◆ What the exercise asks ◆
Report every line in the listing that contains the string "image".

◆ Extracted records ◆
++++++++++

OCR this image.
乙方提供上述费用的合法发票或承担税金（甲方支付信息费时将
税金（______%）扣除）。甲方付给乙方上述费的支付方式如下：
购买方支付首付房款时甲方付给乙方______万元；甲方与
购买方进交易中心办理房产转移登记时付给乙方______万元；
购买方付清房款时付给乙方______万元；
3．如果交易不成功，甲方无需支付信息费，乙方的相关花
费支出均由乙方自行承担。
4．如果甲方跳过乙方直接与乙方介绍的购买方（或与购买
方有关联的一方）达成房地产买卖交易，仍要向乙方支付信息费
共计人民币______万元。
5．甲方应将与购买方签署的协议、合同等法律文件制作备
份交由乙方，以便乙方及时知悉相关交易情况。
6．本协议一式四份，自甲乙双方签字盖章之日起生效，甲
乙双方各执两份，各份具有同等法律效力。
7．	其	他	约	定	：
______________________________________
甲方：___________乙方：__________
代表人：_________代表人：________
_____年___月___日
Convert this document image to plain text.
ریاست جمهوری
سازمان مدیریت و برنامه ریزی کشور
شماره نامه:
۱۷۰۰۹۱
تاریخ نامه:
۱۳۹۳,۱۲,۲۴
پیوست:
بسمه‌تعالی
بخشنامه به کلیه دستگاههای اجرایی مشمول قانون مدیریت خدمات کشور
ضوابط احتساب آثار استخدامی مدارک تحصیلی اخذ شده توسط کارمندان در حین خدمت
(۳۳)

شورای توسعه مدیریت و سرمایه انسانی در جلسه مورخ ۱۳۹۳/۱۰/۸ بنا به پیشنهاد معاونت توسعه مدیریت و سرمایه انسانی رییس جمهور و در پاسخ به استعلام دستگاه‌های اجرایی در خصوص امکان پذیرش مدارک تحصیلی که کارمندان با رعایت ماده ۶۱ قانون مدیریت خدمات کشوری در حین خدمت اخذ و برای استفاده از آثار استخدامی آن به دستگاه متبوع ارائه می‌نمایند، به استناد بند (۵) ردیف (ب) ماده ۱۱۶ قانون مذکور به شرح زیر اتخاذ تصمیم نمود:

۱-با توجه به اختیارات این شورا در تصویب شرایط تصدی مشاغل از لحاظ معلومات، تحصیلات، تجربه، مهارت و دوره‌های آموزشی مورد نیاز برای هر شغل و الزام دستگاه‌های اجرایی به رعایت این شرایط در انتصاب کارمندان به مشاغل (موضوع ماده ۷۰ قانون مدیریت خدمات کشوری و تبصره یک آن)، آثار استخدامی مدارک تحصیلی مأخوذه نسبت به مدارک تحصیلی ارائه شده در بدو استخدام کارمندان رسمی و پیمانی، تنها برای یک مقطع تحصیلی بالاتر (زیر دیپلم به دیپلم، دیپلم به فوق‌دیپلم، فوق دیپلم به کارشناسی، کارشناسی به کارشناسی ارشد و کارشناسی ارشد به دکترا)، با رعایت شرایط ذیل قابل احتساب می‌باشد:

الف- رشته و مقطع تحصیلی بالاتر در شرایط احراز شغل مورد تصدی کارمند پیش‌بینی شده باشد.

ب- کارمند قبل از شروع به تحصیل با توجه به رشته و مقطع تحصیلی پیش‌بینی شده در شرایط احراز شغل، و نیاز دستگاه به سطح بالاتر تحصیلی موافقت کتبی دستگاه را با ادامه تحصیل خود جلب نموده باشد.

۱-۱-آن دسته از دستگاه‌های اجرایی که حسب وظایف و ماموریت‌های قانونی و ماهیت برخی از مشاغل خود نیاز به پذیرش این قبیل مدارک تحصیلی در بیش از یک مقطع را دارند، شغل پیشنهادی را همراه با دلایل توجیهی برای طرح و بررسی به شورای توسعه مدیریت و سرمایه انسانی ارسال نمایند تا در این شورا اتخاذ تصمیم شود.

++++++++++

◆ Exercise response ◆
OCR this image.
Convert this document image to plain text.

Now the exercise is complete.